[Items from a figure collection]
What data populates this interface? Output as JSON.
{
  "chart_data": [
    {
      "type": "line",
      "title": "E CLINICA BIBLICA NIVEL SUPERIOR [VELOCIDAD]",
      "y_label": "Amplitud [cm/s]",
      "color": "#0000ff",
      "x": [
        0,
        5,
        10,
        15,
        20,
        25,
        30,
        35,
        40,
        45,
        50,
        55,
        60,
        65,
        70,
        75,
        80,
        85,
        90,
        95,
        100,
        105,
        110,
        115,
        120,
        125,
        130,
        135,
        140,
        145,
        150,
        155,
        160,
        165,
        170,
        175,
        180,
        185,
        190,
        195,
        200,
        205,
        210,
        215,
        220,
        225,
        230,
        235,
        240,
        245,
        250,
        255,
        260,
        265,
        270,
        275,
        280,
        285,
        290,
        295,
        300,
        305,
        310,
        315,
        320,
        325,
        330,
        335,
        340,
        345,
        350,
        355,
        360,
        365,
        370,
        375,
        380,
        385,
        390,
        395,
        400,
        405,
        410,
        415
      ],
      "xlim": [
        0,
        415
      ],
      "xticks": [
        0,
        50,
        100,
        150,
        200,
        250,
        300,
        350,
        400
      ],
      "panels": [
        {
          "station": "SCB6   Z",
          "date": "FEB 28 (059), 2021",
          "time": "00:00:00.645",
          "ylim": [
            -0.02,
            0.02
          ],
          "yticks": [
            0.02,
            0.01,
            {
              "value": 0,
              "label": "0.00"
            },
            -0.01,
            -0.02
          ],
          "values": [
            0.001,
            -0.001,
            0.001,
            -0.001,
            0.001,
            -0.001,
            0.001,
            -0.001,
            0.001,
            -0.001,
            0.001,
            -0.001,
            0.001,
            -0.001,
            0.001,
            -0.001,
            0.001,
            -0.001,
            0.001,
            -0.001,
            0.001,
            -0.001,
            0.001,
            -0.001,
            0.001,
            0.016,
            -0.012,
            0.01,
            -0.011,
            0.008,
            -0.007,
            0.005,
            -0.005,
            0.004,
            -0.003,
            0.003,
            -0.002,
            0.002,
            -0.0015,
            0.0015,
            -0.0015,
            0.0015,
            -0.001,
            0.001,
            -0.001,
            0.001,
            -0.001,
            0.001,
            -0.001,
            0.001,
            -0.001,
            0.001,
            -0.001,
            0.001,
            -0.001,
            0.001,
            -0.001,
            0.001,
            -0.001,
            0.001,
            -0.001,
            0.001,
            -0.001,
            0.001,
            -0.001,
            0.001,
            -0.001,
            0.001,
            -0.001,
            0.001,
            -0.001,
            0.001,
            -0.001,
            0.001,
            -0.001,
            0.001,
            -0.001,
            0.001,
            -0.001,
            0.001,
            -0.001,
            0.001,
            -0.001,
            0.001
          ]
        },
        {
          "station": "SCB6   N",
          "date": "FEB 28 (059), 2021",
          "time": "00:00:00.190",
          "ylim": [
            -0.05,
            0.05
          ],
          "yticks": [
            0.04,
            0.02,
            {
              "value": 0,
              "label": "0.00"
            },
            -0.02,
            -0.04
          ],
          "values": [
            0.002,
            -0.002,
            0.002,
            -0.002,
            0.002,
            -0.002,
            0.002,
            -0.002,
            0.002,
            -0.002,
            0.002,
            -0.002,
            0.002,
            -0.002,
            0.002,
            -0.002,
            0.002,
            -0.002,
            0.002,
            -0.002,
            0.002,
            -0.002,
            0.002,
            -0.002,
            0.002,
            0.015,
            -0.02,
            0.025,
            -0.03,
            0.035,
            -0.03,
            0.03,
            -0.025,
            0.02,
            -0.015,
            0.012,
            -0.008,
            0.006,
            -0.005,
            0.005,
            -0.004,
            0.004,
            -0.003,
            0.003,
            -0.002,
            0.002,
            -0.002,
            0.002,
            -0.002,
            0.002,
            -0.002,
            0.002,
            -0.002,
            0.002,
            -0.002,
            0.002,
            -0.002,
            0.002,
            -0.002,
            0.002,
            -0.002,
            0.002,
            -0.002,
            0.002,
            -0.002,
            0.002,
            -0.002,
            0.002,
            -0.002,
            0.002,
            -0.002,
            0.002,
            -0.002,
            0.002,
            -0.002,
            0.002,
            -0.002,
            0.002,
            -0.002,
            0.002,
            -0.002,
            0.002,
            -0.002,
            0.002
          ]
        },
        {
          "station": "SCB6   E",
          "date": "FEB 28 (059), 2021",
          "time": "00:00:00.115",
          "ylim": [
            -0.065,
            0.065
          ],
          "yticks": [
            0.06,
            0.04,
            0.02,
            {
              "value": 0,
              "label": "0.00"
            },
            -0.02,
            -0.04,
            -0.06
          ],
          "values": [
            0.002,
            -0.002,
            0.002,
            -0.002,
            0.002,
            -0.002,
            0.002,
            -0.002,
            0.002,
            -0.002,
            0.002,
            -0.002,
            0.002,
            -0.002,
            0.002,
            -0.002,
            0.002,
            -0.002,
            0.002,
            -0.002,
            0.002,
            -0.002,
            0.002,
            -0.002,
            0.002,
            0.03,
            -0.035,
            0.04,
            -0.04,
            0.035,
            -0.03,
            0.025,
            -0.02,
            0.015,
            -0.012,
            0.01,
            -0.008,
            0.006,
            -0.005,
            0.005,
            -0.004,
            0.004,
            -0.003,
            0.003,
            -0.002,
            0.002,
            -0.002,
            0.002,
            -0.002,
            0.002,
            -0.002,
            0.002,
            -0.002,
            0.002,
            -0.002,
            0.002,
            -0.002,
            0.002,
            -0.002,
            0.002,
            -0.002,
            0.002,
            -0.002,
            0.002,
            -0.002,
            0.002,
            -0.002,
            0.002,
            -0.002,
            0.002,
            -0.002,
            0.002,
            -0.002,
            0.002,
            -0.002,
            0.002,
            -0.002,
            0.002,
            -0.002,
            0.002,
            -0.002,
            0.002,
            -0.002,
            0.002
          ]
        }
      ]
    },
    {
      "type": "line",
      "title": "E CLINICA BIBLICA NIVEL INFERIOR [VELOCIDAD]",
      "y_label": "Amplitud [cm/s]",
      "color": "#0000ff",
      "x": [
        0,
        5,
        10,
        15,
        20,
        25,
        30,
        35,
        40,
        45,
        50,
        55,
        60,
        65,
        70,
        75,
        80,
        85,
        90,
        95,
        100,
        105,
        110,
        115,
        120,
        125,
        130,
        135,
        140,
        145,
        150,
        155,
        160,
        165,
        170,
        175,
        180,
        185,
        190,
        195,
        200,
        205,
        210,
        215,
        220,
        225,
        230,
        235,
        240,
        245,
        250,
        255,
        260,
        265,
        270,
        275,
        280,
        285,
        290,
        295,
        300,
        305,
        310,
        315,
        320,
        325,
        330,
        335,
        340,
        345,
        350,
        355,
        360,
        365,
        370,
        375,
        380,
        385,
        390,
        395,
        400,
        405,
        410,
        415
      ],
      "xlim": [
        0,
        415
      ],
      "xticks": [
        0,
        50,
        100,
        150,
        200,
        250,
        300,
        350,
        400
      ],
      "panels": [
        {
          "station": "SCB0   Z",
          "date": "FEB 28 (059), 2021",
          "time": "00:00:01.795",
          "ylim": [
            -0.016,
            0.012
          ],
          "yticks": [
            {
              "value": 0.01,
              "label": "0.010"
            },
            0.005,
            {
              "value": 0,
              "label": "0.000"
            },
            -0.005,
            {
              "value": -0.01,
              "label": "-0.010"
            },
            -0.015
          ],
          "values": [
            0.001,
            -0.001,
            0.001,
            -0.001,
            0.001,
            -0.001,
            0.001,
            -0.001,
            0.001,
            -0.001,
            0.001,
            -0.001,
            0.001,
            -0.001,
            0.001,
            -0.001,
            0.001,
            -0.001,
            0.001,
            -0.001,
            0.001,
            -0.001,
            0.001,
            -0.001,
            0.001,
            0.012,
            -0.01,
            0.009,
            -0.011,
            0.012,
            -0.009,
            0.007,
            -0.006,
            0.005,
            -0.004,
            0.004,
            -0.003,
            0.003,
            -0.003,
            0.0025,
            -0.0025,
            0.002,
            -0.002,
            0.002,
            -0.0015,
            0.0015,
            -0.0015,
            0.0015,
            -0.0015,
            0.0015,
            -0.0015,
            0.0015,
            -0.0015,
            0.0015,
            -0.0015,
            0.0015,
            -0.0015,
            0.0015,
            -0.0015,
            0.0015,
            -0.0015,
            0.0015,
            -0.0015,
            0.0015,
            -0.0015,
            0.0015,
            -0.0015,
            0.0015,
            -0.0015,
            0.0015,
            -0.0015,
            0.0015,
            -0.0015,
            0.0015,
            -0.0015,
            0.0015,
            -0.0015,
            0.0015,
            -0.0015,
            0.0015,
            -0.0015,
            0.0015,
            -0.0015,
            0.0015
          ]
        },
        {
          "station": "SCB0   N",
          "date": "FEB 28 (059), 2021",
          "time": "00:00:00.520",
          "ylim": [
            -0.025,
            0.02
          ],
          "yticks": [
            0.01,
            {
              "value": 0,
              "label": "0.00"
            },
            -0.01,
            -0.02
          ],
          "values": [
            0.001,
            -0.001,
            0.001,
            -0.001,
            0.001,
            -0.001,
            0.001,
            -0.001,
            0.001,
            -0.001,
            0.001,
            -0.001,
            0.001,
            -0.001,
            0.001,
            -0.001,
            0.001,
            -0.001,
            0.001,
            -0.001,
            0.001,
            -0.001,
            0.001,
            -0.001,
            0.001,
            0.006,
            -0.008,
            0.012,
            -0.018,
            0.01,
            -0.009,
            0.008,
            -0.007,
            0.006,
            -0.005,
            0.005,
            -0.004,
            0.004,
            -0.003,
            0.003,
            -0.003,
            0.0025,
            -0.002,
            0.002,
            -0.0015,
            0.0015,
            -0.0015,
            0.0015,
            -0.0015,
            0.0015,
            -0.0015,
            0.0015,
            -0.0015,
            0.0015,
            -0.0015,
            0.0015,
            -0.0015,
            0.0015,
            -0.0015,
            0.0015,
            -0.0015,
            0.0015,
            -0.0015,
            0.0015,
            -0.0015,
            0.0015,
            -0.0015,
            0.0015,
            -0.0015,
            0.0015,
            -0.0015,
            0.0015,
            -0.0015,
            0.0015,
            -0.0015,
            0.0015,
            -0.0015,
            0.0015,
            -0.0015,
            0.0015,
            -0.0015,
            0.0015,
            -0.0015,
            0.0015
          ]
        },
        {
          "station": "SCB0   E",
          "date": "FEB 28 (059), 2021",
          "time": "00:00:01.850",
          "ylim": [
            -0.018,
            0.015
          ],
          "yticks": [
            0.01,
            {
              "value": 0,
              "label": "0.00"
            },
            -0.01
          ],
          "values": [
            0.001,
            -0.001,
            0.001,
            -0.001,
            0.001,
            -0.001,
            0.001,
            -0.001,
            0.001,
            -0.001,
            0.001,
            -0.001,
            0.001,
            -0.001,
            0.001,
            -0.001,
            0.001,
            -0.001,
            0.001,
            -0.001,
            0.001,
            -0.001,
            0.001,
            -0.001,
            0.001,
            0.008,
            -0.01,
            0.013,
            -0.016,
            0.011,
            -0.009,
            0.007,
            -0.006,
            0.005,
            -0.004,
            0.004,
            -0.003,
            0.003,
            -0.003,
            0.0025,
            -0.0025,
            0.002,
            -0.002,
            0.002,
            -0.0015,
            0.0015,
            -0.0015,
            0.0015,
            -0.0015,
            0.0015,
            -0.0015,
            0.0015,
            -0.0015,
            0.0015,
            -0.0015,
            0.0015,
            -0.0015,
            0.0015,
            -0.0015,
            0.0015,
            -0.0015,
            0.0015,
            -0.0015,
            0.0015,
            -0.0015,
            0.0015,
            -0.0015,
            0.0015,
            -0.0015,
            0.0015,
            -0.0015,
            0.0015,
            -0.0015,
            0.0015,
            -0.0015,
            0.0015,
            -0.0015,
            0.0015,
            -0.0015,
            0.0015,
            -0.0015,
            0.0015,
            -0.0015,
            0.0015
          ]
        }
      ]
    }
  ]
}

> Request
Lines holding the word "NIVEL" in the entries above are the ones to pull out. Copy them all.

> Solution to the problem
      "title": "E CLINICA BIBLICA NIVEL SUPERIOR [VELOCIDAD]",
      "title": "E CLINICA BIBLICA NIVEL INFERIOR [VELOCIDAD]",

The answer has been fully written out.